§ Work required
In the listing below, how many lines contain the word "title"? Please respond with the number only.

━━━━━ Records for this exercise ━━━━━

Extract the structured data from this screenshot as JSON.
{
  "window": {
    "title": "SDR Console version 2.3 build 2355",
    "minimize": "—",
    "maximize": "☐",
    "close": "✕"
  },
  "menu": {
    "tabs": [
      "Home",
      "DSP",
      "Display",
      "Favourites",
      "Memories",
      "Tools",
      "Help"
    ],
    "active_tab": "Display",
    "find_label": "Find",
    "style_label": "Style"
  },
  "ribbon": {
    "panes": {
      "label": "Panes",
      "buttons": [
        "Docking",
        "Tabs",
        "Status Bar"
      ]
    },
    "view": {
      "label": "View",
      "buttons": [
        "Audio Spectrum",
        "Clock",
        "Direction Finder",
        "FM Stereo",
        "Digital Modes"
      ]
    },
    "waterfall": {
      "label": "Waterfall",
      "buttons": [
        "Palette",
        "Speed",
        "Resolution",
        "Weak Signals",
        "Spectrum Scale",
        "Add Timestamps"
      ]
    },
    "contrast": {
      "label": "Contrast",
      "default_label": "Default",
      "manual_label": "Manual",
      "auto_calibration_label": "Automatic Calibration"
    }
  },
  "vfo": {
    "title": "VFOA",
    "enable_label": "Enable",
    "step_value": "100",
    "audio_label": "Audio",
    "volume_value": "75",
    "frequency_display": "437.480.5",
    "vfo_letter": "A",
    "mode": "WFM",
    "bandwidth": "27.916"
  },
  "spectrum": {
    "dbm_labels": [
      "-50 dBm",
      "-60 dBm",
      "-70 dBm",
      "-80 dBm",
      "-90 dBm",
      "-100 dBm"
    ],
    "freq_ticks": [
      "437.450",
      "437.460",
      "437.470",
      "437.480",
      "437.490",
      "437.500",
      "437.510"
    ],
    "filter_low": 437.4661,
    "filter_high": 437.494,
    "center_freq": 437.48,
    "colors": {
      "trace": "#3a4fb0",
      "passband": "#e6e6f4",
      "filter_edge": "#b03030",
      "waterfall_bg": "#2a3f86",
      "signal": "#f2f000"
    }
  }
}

━━━━━

§ Reply to the exercise
2